▶ _Directions for this task_: Give the number of lines holding the string "title", and nothing else.

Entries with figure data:
....................

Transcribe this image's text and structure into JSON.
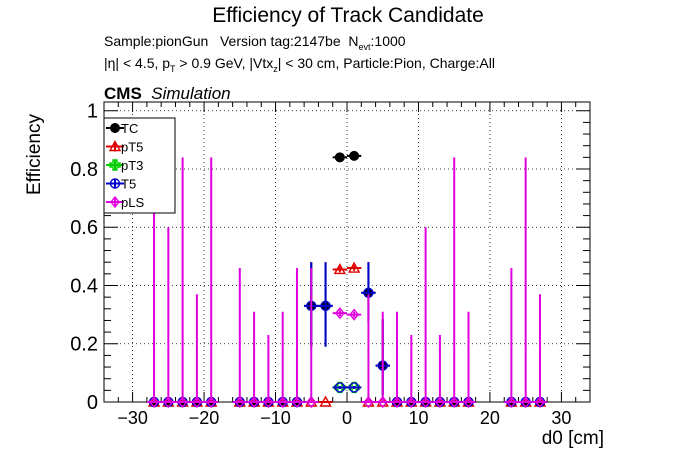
{
  "title": "Efficiency of Track Candidate",
  "meta": {
    "line1_sample": "Sample:pionGun",
    "line1_version": "Version tag:2147be",
    "line1_nevt_label": "N",
    "line1_nevt_sub": "evt",
    "line1_nevt_value": ":1000",
    "line2_a": "|η| < 4.5, p",
    "line2_sub_t": "T",
    "line2_b": " > 0.9 GeV, |Vtx",
    "line2_sub_z": "z",
    "line2_c": "| < 30 cm, Particle:Pion, Charge:All"
  },
  "cms_label": "CMS",
  "sim_label": "Simulation",
  "colors": {
    "TC": "#000000",
    "pT5": "#e00000",
    "pT3": "#00cc00",
    "T5": "#0000cc",
    "pLS": "#e000e0"
  },
  "chart_data": {
    "type": "scatter",
    "title": "Efficiency of Track Candidate",
    "xlabel": "d0 [cm]",
    "ylabel": "Efficiency",
    "xlim": [
      -34,
      34
    ],
    "ylim": [
      0,
      1.03
    ],
    "xticks": [
      -30,
      -20,
      -10,
      0,
      10,
      20,
      30
    ],
    "yticks": [
      0,
      0.2,
      0.4,
      0.6,
      0.8,
      1
    ],
    "xtick_labels": [
      "−30",
      "−20",
      "−10",
      "0",
      "10",
      "20",
      "30"
    ],
    "ytick_labels": [
      "0",
      "0.2",
      "0.4",
      "0.6",
      "0.8",
      "1"
    ],
    "grid": true,
    "legend_position": "top-left",
    "xerr": 1,
    "series": [
      {
        "name": "TC",
        "marker": "circle-filled",
        "color": "#000000",
        "points": [
          {
            "x": -27,
            "y": 0
          },
          {
            "x": -25,
            "y": 0
          },
          {
            "x": -23,
            "y": 0
          },
          {
            "x": -21,
            "y": 0
          },
          {
            "x": -19,
            "y": 0
          },
          {
            "x": -15,
            "y": 0
          },
          {
            "x": -13,
            "y": 0
          },
          {
            "x": -11,
            "y": 0
          },
          {
            "x": -9,
            "y": 0
          },
          {
            "x": -7,
            "y": 0
          },
          {
            "x": -5,
            "y": 0.33,
            "elo": 0.14,
            "ehi": 0.15
          },
          {
            "x": -3,
            "y": 0.33,
            "elo": 0.14,
            "ehi": 0.15
          },
          {
            "x": -1,
            "y": 0.84,
            "elo": 0.01,
            "ehi": 0.01
          },
          {
            "x": 1,
            "y": 0.845,
            "elo": 0.01,
            "ehi": 0.01
          },
          {
            "x": 3,
            "y": 0.375,
            "elo": 0.1,
            "ehi": 0.105
          },
          {
            "x": 5,
            "y": 0.125,
            "elo": 0.1,
            "ehi": 0.16
          },
          {
            "x": 7,
            "y": 0
          },
          {
            "x": 9,
            "y": 0
          },
          {
            "x": 11,
            "y": 0
          },
          {
            "x": 13,
            "y": 0
          },
          {
            "x": 15,
            "y": 0
          },
          {
            "x": 17,
            "y": 0
          },
          {
            "x": 23,
            "y": 0
          },
          {
            "x": 25,
            "y": 0
          },
          {
            "x": 27,
            "y": 0
          }
        ]
      },
      {
        "name": "pT5",
        "marker": "triangle-open",
        "color": "#e00000",
        "points": [
          {
            "x": -27,
            "y": 0
          },
          {
            "x": -25,
            "y": 0
          },
          {
            "x": -23,
            "y": 0
          },
          {
            "x": -21,
            "y": 0
          },
          {
            "x": -19,
            "y": 0
          },
          {
            "x": -15,
            "y": 0
          },
          {
            "x": -13,
            "y": 0
          },
          {
            "x": -11,
            "y": 0
          },
          {
            "x": -9,
            "y": 0
          },
          {
            "x": -7,
            "y": 0
          },
          {
            "x": -5,
            "y": 0
          },
          {
            "x": -3,
            "y": 0
          },
          {
            "x": -1,
            "y": 0.455,
            "elo": 0.01,
            "ehi": 0.01
          },
          {
            "x": 1,
            "y": 0.46,
            "elo": 0.01,
            "ehi": 0.01
          },
          {
            "x": 3,
            "y": 0
          },
          {
            "x": 5,
            "y": 0
          },
          {
            "x": 7,
            "y": 0
          },
          {
            "x": 9,
            "y": 0
          },
          {
            "x": 11,
            "y": 0
          },
          {
            "x": 13,
            "y": 0
          },
          {
            "x": 15,
            "y": 0
          },
          {
            "x": 17,
            "y": 0
          },
          {
            "x": 23,
            "y": 0
          },
          {
            "x": 25,
            "y": 0
          },
          {
            "x": 27,
            "y": 0
          }
        ]
      },
      {
        "name": "pT3",
        "marker": "cross-open",
        "color": "#00cc00",
        "points": [
          {
            "x": -1,
            "y": 0.05,
            "elo": 0.005,
            "ehi": 0.005
          },
          {
            "x": 1,
            "y": 0.05,
            "elo": 0.005,
            "ehi": 0.005
          }
        ]
      },
      {
        "name": "T5",
        "marker": "circle-open",
        "color": "#0000cc",
        "points": [
          {
            "x": -27,
            "y": 0
          },
          {
            "x": -25,
            "y": 0
          },
          {
            "x": -23,
            "y": 0
          },
          {
            "x": -21,
            "y": 0
          },
          {
            "x": -19,
            "y": 0
          },
          {
            "x": -15,
            "y": 0
          },
          {
            "x": -13,
            "y": 0
          },
          {
            "x": -11,
            "y": 0
          },
          {
            "x": -9,
            "y": 0
          },
          {
            "x": -7,
            "y": 0
          },
          {
            "x": -5,
            "y": 0.33,
            "elo": 0.14,
            "ehi": 0.15
          },
          {
            "x": -3,
            "y": 0.33,
            "elo": 0.14,
            "ehi": 0.15
          },
          {
            "x": -1,
            "y": 0.05,
            "elo": 0.005,
            "ehi": 0.005
          },
          {
            "x": 1,
            "y": 0.05,
            "elo": 0.005,
            "ehi": 0.005
          },
          {
            "x": 3,
            "y": 0.375,
            "elo": 0.1,
            "ehi": 0.105
          },
          {
            "x": 5,
            "y": 0.125,
            "elo": 0.1,
            "ehi": 0.16
          },
          {
            "x": 7,
            "y": 0
          },
          {
            "x": 9,
            "y": 0
          },
          {
            "x": 11,
            "y": 0
          },
          {
            "x": 13,
            "y": 0
          },
          {
            "x": 15,
            "y": 0
          },
          {
            "x": 17,
            "y": 0
          },
          {
            "x": 23,
            "y": 0
          },
          {
            "x": 25,
            "y": 0
          },
          {
            "x": 27,
            "y": 0
          }
        ]
      },
      {
        "name": "pLS",
        "marker": "diamond-open",
        "color": "#e000e0",
        "points": [
          {
            "x": -27,
            "y": 0,
            "elo": 0,
            "ehi": 0.84
          },
          {
            "x": -25,
            "y": 0,
            "elo": 0,
            "ehi": 0.6
          },
          {
            "x": -23,
            "y": 0,
            "elo": 0,
            "ehi": 0.84
          },
          {
            "x": -21,
            "y": 0,
            "elo": 0,
            "ehi": 0.37
          },
          {
            "x": -19,
            "y": 0,
            "elo": 0,
            "ehi": 0.84
          },
          {
            "x": -15,
            "y": 0,
            "elo": 0,
            "ehi": 0.46
          },
          {
            "x": -13,
            "y": 0,
            "elo": 0,
            "ehi": 0.31
          },
          {
            "x": -11,
            "y": 0,
            "elo": 0,
            "ehi": 0.23
          },
          {
            "x": -9,
            "y": 0,
            "elo": 0,
            "ehi": 0.31
          },
          {
            "x": -7,
            "y": 0,
            "elo": 0,
            "ehi": 0.46
          },
          {
            "x": -5,
            "y": 0,
            "elo": 0,
            "ehi": 0.46
          },
          {
            "x": -1,
            "y": 0.305,
            "elo": 0.01,
            "ehi": 0.01
          },
          {
            "x": 1,
            "y": 0.3,
            "elo": 0.01,
            "ehi": 0.01
          },
          {
            "x": 3,
            "y": 0,
            "elo": 0,
            "ehi": 0.37
          },
          {
            "x": 5,
            "y": 0,
            "elo": 0,
            "ehi": 0.31
          },
          {
            "x": 7,
            "y": 0,
            "elo": 0,
            "ehi": 0.31
          },
          {
            "x": 9,
            "y": 0,
            "elo": 0,
            "ehi": 0.23
          },
          {
            "x": 11,
            "y": 0,
            "elo": 0,
            "ehi": 0.6
          },
          {
            "x": 13,
            "y": 0,
            "elo": 0,
            "ehi": 0.23
          },
          {
            "x": 15,
            "y": 0,
            "elo": 0,
            "ehi": 0.84
          },
          {
            "x": 17,
            "y": 0,
            "elo": 0,
            "ehi": 0.31
          },
          {
            "x": 23,
            "y": 0,
            "elo": 0,
            "ehi": 0.46
          },
          {
            "x": 25,
            "y": 0,
            "elo": 0,
            "ehi": 0.84
          },
          {
            "x": 27,
            "y": 0,
            "elo": 0,
            "ehi": 0.37
          }
        ]
      }
    ]
  }
}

....................

▶ _Result for this exercise_: 2